[Stored entries]

------------------------------

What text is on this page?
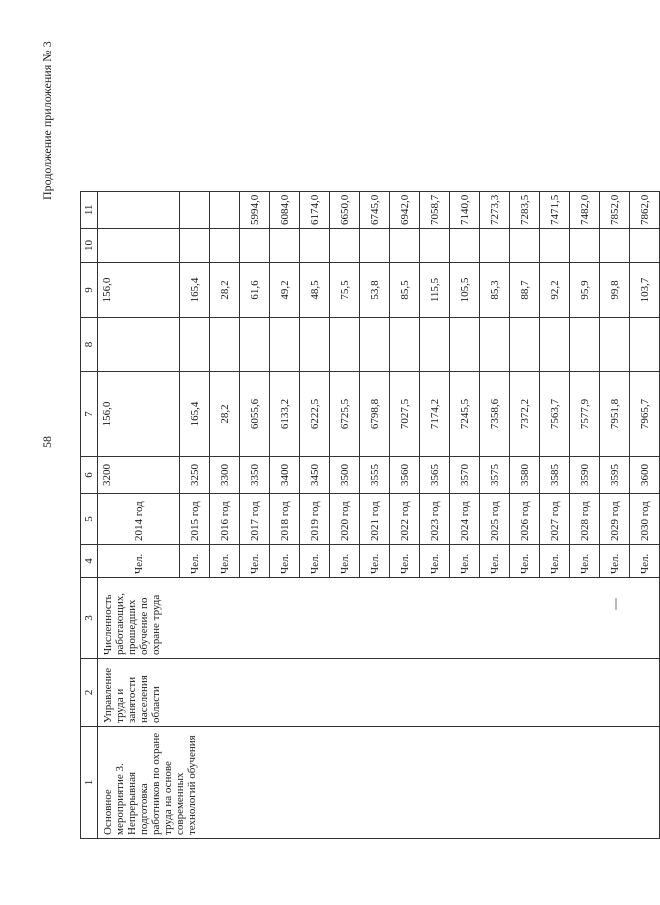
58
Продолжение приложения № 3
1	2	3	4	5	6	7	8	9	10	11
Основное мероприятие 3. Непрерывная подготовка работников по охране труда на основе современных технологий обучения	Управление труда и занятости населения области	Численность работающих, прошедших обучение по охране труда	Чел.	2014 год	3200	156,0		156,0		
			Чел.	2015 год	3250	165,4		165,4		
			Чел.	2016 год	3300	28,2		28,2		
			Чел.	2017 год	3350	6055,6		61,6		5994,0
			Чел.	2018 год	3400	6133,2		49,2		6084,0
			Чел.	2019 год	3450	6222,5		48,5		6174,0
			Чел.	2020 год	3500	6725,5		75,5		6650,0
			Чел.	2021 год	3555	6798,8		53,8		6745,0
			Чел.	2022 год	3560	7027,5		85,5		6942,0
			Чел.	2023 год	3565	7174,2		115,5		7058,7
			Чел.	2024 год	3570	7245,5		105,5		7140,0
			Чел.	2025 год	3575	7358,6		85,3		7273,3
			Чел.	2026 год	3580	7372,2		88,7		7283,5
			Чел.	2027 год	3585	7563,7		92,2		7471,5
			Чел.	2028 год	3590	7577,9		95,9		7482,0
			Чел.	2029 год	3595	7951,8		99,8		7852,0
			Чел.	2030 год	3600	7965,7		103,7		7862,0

------------------------------

* **TASK DIRECTIONS**
Print all entries exactly. The images do not belong in the copy.

* **THE REPLY**
What text is on this page?
58
Продолжение приложения № 3
1	2	3	4	5	6	7	8	9	10	11
Основное мероприятие 3. Непрерывная подготовка работников по охране труда на основе современных технологий обучения	Управление труда и занятости населения области	Численность работающих, прошедших обучение по охране труда	Чел.	2014 год	3200	156,0		156,0		
			Чел.	2015 год	3250	165,4		165,4		
			Чел.	2016 год	3300	28,2		28,2		
			Чел.	2017 год	3350	6055,6		61,6		5994,0
			Чел.	2018 год	3400	6133,2		49,2		6084,0
			Чел.	2019 год	3450	6222,5		48,5		6174,0
			Чел.	2020 год	3500	6725,5		75,5		6650,0
			Чел.	2021 год	3555	6798,8		53,8		6745,0
			Чел.	2022 год	3560	7027,5		85,5		6942,0
			Чел.	2023 год	3565	7174,2		115,5		7058,7
			Чел.	2024 год	3570	7245,5		105,5		7140,0
			Чел.	2025 год	3575	7358,6		85,3		7273,3
			Чел.	2026 год	3580	7372,2		88,7		7283,5
			Чел.	2027 год	3585	7563,7		92,2		7471,5
			Чел.	2028 год	3590	7577,9		95,9		7482,0
			Чел.	2029 год	3595	7951,8		99,8		7852,0
			Чел.	2030 год	3600	7965,7		103,7		7862,0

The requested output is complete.